### Short problem
Identify each line holding the string "JSON" and copy it.

Records from a data source:
....
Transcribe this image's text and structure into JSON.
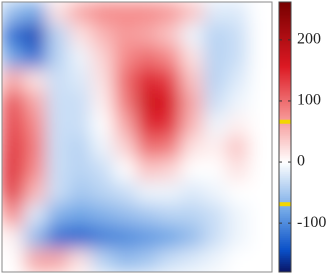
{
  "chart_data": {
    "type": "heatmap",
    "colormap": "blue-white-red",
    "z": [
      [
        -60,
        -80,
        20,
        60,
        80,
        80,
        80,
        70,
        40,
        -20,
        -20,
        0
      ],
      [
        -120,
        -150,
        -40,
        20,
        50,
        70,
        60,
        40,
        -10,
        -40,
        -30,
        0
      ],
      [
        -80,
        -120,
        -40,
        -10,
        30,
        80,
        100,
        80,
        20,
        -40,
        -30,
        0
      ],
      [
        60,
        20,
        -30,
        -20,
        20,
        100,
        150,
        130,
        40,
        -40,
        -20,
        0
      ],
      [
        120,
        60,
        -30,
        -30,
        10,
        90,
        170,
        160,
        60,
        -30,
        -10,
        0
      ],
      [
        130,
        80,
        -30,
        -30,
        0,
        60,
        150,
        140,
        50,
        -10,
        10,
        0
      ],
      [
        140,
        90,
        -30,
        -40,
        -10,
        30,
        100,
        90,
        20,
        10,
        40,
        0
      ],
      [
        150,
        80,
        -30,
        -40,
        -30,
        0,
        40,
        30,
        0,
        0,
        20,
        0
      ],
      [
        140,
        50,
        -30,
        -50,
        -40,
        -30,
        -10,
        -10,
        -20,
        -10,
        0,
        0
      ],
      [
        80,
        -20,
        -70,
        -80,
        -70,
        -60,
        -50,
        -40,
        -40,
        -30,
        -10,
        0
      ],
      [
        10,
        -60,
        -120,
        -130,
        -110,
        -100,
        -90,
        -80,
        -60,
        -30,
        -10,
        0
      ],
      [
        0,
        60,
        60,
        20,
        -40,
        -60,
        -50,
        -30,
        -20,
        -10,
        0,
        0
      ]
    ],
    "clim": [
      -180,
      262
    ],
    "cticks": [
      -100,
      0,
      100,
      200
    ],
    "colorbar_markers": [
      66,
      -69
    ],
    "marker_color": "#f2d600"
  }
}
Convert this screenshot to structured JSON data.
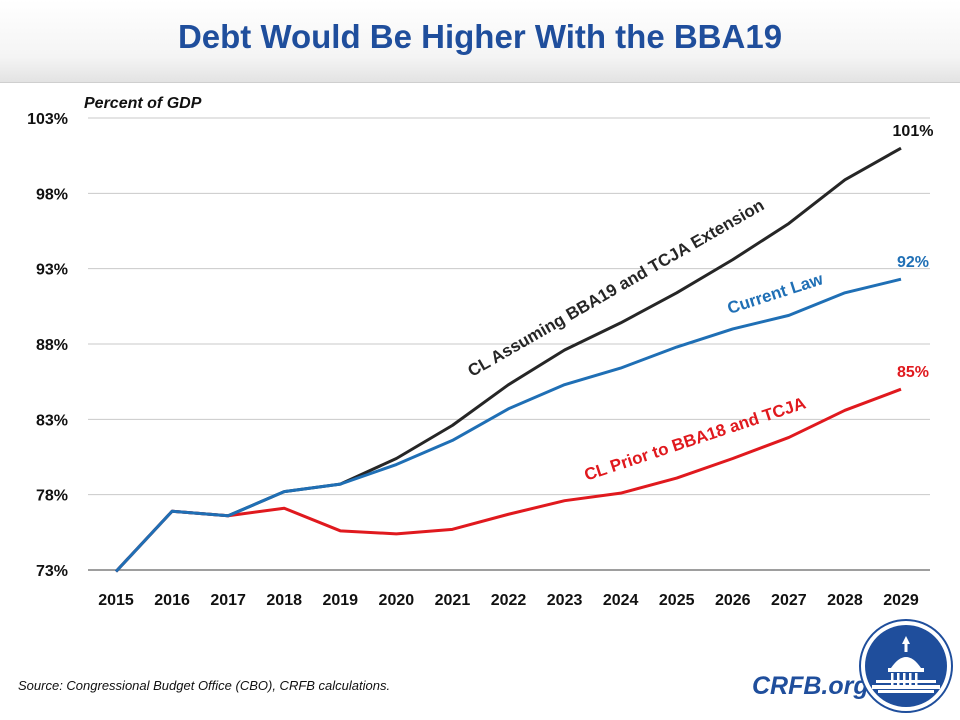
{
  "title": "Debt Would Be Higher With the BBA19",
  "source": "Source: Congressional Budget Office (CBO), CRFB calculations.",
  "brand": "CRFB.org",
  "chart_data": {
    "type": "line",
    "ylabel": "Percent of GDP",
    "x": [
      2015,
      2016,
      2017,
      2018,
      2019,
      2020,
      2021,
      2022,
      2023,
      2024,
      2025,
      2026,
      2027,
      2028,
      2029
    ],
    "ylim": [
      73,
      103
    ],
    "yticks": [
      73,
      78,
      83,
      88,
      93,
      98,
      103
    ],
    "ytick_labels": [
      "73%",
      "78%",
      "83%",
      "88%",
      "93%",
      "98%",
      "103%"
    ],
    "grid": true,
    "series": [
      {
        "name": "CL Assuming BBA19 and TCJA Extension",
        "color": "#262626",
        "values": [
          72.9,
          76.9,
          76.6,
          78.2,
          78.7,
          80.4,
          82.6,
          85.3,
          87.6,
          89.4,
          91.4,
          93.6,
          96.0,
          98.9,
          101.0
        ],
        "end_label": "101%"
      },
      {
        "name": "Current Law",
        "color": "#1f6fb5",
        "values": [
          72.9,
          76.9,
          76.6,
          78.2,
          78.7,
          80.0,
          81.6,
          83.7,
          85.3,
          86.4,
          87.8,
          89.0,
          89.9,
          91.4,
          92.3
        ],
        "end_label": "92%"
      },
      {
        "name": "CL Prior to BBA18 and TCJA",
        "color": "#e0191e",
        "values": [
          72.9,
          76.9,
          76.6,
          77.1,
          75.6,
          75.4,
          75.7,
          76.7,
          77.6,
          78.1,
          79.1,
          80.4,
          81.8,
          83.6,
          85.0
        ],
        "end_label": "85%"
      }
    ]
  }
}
....
### The reply
Transcribe this image's text and structure into JSON.
Convert this screenshot to structured JSON data.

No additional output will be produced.